Extend the stock option plan description from its final sentence, about paying part of the option price with shares of the Company's common stock.

EXCERPT PROVIDED:
-- Begin --
Securities Subject to Amended Plan
The Amended Plan covers a maximum of 650,000 authorized
shares of common stock, subject to adjustment in the event
of changes in the outstanding common stock by reason of
stock dividends, stock splits, stock distributions,
recapitalizations or the like. Upon the termination or
expiration of an unexercised option, in whole or in part,
the number of shares subject to the unexercised option will
become available again for allocation under the Amended
Plan.
The market value (bid price) of the Company's common stock
as of September 4, 1997 was $18.00 per share.
Description of Options
The per share exercise price of any option may be greater
than or less than the market value of the stock on the date
the option is granted.
Each option granted shall become exercisable at such time,
or in installments at such times, as may be provided
therein. To the extent that any installment of an option
has become exercisable it may be exercised thereafter, in
whole at any time or from time to time in part, until the
option or that installment terminates.
An option shall be exercisable by written notice of
exercise, in the form prescribed by the Board, delivered to
the Company, in such manner as the Board may designate. The
notice shall specify the number of shares for which the
option is being exercised (which number, if less than all of
the shares then subject to exercise, shall not be less than
such number as the Board may designate) and shall be
accompanied by payment in full of the purchase price of such
shares.
Upon any exercise of an option, the Company may, in the
discretion of the Board, offer to lend to the person
exercising the option all or any part of the purchase price
of the shares to be purchased upon exercise of the option,
the loan to be on such terms (including the rate of
interest, the repayment schedule and the security, if any)
as the Board may determine.
Upon any exercise of an option, the Company may, in the
discretion of the Board, permit the person exercising the
option to make all or any portion of such payment in kind by
the delivery of shares of the Company's common stock having
a fair market value, on the date of delivery, equal to the
portion of the option price so paid.
-- End --
GIVEN INFORMATION:
-- Begin --
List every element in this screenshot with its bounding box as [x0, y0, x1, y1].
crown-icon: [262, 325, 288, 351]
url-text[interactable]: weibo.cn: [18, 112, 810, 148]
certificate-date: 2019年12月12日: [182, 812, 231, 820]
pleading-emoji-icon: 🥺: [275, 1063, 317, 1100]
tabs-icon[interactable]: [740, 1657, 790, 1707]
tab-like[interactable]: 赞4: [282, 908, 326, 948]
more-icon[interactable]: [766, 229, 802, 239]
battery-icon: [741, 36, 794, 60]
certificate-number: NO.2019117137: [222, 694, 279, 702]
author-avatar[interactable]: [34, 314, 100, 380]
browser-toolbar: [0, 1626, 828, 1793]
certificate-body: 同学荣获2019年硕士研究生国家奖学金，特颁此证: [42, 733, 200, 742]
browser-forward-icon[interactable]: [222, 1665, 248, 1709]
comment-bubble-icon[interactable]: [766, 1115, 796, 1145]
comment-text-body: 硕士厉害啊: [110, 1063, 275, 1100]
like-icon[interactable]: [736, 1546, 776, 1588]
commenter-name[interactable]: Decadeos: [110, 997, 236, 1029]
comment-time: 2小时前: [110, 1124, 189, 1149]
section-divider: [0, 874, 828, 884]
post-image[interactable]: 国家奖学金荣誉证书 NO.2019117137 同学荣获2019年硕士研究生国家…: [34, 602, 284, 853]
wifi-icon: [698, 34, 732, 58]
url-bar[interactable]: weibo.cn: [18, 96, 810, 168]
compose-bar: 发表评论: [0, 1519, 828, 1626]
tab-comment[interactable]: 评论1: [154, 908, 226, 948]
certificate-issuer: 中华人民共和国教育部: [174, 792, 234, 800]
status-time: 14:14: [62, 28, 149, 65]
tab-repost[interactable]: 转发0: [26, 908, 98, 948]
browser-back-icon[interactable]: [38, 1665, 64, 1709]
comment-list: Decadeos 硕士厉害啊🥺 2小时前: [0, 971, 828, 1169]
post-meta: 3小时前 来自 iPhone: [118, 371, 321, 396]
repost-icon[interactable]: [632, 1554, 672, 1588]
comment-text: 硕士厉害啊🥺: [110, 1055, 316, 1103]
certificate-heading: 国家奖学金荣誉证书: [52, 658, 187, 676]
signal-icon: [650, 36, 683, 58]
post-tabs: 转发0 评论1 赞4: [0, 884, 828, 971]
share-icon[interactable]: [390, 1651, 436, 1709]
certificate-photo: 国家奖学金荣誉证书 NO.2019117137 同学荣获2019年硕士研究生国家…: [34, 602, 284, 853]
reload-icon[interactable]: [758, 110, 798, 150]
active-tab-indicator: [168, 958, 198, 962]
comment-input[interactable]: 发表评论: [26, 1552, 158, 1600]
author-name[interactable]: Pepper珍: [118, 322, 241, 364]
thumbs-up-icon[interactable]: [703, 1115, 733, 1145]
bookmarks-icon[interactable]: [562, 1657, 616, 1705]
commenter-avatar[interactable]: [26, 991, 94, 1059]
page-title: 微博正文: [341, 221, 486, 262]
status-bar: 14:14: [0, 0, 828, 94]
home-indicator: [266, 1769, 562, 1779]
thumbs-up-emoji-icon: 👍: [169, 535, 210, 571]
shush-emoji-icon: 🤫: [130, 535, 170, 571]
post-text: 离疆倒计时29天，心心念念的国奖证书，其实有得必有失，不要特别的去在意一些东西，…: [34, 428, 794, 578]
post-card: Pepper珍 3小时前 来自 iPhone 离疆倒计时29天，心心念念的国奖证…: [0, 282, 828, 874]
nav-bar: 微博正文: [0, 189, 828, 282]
-- End --
EXERCISE ANSWER:
Each option, to the extent it has not theretofore been
exercised, shall terminate upon the termination of the
optionee's employment for any reason, except that if the
optionee's employment ceases by reason of his death, his
option may be exercised (by the person or persons to whom
his rights under the option pass by his will or by the laws
of descent and distribution) at any time within 90 days
after his death for the lesser of (i) that number of shares
which the optionee was entitled to purchase at the time of
his death or (ii) that number of shares for which the option
would have been exercisable on the date of exercise had the
optionee's employment not been terminated.
Options are not transferable except upon the death of the
optionee.
Duration and Modification of Amended Plan
The Amended Plan will terminate not later than September 19,
2005. The Board may at any time suspend or terminate the
Amended Plan and may amend it from time to time in such
respects as the Board may deem advisable in order to conform
to any change in the law, or in any other respect which the
Board may deem to be in the best interest of the Company;
provided,however, that without the approval of the
stockholders of the Company no such amendment shall (a)
except for adjustments upon changes in stock set forth in
the following paragraph, increase the maximum number of
shares for which options may be granted under the Amended
Plan, or (b) change the provisions thereof relating to
eligibility.
Adjustments Upon Changes in Stock
Each option shall contain such provisions as the Board may
determine to be appropriate for the adjustment of the kind
and number of shares subject to the option, or the option
price, or both, in the event of any changes in the
outstanding common stock of the Company by reason of stock
dividends, stock splits, stock distributions,
recapitalizations, reorganization, mergers, consolidations,
sales or exchanges of assets, combinations or exchange of
shares, or the like. In the event of any such change in the
outstanding common stock, the kind and aggregate number of
shares of stock subject to the Amended Plan shall be
adjusted if and to the extent determined appropriate by the
Board, whose determination shall be conclusive.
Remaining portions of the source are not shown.